**Input:**
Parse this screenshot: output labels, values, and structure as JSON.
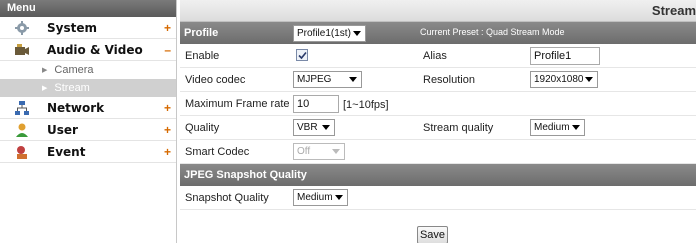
{
  "sidebar": {
    "header": "Menu",
    "items": [
      {
        "label": "System",
        "toggle": "+"
      },
      {
        "label": "Audio & Video",
        "toggle": "–"
      },
      {
        "label": "Network",
        "toggle": "+"
      },
      {
        "label": "User",
        "toggle": "+"
      },
      {
        "label": "Event",
        "toggle": "+"
      }
    ],
    "subitems": [
      {
        "label": "Camera"
      },
      {
        "label": "Stream"
      }
    ]
  },
  "page_title": "Stream",
  "profile": {
    "label": "Profile",
    "value": "Profile1(1st)",
    "preset_text": "Current Preset : Quad Stream Mode"
  },
  "form": {
    "enable_label": "Enable",
    "alias_label": "Alias",
    "alias_value": "Profile1",
    "video_codec_label": "Video codec",
    "video_codec_value": "MJPEG",
    "resolution_label": "Resolution",
    "resolution_value": "1920x1080",
    "max_frame_label": "Maximum Frame rate",
    "max_frame_value": "10",
    "max_frame_hint": "[1~10fps]",
    "quality_label": "Quality",
    "quality_value": "VBR",
    "stream_quality_label": "Stream quality",
    "stream_quality_value": "Medium",
    "smart_codec_label": "Smart Codec",
    "smart_codec_value": "Off"
  },
  "jpeg": {
    "header": "JPEG Snapshot Quality",
    "snapshot_label": "Snapshot Quality",
    "snapshot_value": "Medium"
  },
  "save_label": "Save",
  "colors": {
    "accent": "#d66a00",
    "header_gray": "#6c6c6c"
  }
}
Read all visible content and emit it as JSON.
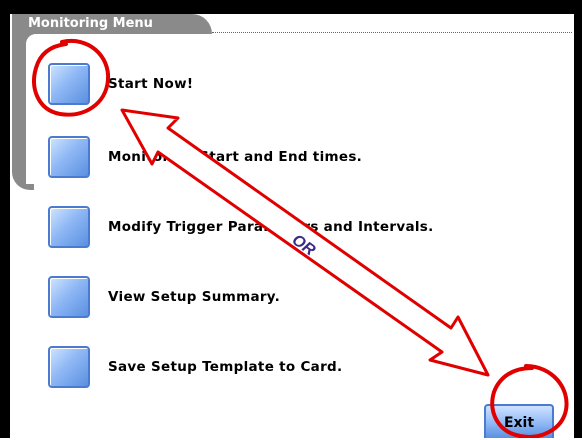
{
  "menu": {
    "title": "Monitoring Menu",
    "items": [
      {
        "label": "Start Now!"
      },
      {
        "label": "Monitoring Start and End times."
      },
      {
        "label": "Modify Trigger Parameters and Intervals."
      },
      {
        "label": "View Setup Summary."
      },
      {
        "label": "Save Setup Template to Card."
      }
    ]
  },
  "exit_label": "Exit",
  "annotation": {
    "arrow_text": "OR",
    "color": "#ff0000"
  }
}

**Job:** Repeat verbatim all the material, but not the pictures.

**Final result:**
Parse this screenshot: output labels, values, and structure as JSON.
{
  "sidebar": {
    "header": "Menu",
    "items": [
      {
        "label": "System",
        "toggle": "+"
      },
      {
        "label": "Audio & Video",
        "toggle": "–"
      },
      {
        "label": "Network",
        "toggle": "+"
      },
      {
        "label": "User",
        "toggle": "+"
      },
      {
        "label": "Event",
        "toggle": "+"
      }
    ],
    "subitems": [
      {
        "label": "Camera"
      },
      {
        "label": "Stream"
      }
    ]
  },
  "page_title": "Stream",
  "profile": {
    "label": "Profile",
    "value": "Profile1(1st)",
    "preset_text": "Current Preset : Quad Stream Mode"
  },
  "form": {
    "enable_label": "Enable",
    "alias_label": "Alias",
    "alias_value": "Profile1",
    "video_codec_label": "Video codec",
    "video_codec_value": "MJPEG",
    "resolution_label": "Resolution",
    "resolution_value": "1920x1080",
    "max_frame_label": "Maximum Frame rate",
    "max_frame_value": "10",
    "max_frame_hint": "[1~10fps]",
    "quality_label": "Quality",
    "quality_value": "VBR",
    "stream_quality_label": "Stream quality",
    "stream_quality_value": "Medium",
    "smart_codec_label": "Smart Codec",
    "smart_codec_value": "Off"
  },
  "jpeg": {
    "header": "JPEG Snapshot Quality",
    "snapshot_label": "Snapshot Quality",
    "snapshot_value": "Medium"
  },
  "save_label": "Save",
  "colors": {
    "accent": "#d66a00",
    "header_gray": "#6c6c6c"
  }
}
Read all visible content and emit it as JSON.
{
  "menu": {
    "title": "Monitoring Menu",
    "items": [
      {
        "label": "Start Now!"
      },
      {
        "label": "Monitoring Start and End times."
      },
      {
        "label": "Modify Trigger Parameters and Intervals."
      },
      {
        "label": "View Setup Summary."
      },
      {
        "label": "Save Setup Template to Card."
      }
    ]
  },
  "exit_label": "Exit",
  "annotation": {
    "arrow_text": "OR",
    "color": "#ff0000"
  }
}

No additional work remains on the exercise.